Given request. Wherever the word "phối" appears in a line, extract that line.

Supplied records.
-- start --
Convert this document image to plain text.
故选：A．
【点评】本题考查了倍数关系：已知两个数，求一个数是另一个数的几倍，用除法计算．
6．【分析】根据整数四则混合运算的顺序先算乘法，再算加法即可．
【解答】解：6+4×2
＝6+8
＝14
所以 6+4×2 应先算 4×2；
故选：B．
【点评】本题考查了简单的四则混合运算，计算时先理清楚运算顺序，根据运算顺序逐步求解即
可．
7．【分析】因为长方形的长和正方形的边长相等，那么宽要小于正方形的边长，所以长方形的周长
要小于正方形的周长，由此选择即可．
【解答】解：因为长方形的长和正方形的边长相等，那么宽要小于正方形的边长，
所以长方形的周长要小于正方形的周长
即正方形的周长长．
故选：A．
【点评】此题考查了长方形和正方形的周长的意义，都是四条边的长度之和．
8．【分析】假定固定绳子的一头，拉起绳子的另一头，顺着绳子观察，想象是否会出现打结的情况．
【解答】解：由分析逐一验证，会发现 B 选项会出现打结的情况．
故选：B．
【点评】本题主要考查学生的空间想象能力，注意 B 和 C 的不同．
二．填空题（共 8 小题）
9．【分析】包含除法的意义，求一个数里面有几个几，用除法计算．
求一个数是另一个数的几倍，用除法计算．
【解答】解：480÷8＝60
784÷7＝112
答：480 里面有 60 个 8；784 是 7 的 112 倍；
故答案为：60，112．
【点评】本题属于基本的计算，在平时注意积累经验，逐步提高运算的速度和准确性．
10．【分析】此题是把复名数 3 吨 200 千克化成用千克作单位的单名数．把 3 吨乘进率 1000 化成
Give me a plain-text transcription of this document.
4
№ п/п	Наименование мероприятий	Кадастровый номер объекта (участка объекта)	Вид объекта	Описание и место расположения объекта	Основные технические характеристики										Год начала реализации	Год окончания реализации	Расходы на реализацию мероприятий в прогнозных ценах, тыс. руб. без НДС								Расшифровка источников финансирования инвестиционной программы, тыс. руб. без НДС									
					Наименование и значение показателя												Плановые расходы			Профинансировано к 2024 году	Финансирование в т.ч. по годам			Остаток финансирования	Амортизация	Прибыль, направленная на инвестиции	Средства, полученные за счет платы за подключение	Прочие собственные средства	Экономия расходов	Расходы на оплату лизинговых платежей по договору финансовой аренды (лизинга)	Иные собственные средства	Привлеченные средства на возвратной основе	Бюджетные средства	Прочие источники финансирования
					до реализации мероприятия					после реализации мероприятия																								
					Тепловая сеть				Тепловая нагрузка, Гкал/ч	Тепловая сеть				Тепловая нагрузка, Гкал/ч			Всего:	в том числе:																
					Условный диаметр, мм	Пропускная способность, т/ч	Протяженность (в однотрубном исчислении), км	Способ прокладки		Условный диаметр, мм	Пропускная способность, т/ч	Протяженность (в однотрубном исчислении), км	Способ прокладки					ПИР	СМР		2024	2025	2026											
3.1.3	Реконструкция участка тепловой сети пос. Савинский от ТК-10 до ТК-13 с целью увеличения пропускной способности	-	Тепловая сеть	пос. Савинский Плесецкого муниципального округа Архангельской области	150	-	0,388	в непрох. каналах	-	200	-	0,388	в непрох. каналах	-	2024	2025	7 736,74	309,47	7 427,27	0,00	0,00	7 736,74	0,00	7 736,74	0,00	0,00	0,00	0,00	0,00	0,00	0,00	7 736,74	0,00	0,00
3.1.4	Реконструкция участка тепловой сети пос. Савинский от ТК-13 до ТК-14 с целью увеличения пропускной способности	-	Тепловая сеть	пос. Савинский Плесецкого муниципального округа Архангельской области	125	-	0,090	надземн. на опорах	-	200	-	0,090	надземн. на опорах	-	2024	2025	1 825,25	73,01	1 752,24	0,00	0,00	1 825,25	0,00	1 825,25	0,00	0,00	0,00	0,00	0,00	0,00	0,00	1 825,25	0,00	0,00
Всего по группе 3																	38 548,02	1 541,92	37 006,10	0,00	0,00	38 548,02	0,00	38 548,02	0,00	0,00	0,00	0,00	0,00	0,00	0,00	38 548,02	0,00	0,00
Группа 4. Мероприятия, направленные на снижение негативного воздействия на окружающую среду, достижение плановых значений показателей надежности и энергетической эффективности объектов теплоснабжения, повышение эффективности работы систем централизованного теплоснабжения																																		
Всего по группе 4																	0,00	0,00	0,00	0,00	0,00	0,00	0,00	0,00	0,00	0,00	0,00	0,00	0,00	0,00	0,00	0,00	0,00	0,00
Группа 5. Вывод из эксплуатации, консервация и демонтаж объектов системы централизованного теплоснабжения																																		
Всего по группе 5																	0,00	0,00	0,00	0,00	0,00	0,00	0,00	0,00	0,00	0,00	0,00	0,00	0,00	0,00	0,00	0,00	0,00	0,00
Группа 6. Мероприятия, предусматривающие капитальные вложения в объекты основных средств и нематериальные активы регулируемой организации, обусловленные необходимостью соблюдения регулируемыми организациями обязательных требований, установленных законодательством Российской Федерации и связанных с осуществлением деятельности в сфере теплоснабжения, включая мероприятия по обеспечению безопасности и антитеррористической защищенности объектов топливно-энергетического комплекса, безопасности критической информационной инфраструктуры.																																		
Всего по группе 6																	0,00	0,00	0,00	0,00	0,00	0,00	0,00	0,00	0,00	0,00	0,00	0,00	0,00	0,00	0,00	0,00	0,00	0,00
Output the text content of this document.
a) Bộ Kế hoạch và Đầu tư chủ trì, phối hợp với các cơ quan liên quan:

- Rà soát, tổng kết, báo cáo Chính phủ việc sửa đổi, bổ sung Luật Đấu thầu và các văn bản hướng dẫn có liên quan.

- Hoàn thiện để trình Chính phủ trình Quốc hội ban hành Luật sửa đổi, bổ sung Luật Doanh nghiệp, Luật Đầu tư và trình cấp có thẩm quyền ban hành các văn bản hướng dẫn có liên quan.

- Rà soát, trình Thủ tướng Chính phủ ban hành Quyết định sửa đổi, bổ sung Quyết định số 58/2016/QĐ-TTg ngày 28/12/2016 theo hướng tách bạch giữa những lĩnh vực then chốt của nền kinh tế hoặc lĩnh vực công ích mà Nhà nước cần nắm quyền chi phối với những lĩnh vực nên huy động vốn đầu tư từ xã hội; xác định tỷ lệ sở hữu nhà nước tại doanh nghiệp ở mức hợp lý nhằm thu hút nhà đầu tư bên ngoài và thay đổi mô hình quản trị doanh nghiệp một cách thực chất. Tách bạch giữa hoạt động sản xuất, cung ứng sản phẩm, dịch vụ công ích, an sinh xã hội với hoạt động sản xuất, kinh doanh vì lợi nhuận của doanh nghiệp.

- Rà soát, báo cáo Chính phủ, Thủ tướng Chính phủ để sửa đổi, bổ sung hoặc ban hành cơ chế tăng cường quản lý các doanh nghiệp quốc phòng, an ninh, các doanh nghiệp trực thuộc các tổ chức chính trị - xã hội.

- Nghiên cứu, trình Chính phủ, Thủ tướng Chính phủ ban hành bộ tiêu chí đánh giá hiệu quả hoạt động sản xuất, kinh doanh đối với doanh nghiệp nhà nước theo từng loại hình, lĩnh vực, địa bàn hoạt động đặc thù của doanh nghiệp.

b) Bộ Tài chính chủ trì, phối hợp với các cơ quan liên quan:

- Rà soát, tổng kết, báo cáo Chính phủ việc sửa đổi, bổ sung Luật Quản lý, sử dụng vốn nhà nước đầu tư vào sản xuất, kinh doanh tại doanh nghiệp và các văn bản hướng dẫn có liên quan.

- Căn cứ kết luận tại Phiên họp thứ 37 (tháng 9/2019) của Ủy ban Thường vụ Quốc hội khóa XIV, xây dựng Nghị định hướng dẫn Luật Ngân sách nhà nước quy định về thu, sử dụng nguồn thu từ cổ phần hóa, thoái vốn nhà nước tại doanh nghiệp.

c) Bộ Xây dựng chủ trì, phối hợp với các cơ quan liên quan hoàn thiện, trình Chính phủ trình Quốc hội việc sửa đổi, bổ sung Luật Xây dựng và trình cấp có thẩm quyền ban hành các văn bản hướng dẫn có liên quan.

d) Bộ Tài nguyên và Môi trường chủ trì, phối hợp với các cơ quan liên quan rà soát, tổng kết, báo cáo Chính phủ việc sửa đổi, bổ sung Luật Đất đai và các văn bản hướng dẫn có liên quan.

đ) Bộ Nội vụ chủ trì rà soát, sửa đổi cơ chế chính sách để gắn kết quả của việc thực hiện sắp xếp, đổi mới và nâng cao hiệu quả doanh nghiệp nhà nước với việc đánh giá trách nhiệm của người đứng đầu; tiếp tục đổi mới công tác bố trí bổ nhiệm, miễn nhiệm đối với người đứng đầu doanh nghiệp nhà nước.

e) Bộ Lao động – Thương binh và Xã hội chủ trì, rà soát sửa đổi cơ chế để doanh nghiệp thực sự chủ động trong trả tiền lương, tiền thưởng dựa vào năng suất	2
-- end --
Result.
a) Bộ Kế hoạch và Đầu tư chủ trì, phối hợp với các cơ quan liên quan:
- Rà soát, trình Thủ tướng Chính phủ ban hành Quyết định sửa đổi, bổ sung Quyết định số 58/2016/QĐ-TTg ngày 28/12/2016 theo hướng tách bạch giữa những lĩnh vực then chốt của nền kinh tế hoặc lĩnh vực công ích mà Nhà nước cần nắm quyền chi phối với những lĩnh vực nên huy động vốn đầu tư từ xã hội; xác định tỷ lệ sở hữu nhà nước tại doanh nghiệp ở mức hợp lý nhằm thu hút nhà đầu tư bên ngoài và thay đổi mô hình quản trị doanh nghiệp một cách thực chất. Tách bạch giữa hoạt động sản xuất, cung ứng sản phẩm, dịch vụ công ích, an sinh xã hội với hoạt động sản xuất, kinh doanh vì lợi nhuận của doanh nghiệp.
b) Bộ Tài chính chủ trì, phối hợp với các cơ quan liên quan:
c) Bộ Xây dựng chủ trì, phối hợp với các cơ quan liên quan hoàn thiện, trình Chính phủ trình Quốc hội việc sửa đổi, bổ sung Luật Xây dựng và trình cấp có thẩm quyền ban hành các văn bản hướng dẫn có liên quan.
d) Bộ Tài nguyên và Môi trường chủ trì, phối hợp với các cơ quan liên quan rà soát, tổng kết, báo cáo Chính phủ việc sửa đổi, bổ sung Luật Đất đai và các văn bản hướng dẫn có liên quan.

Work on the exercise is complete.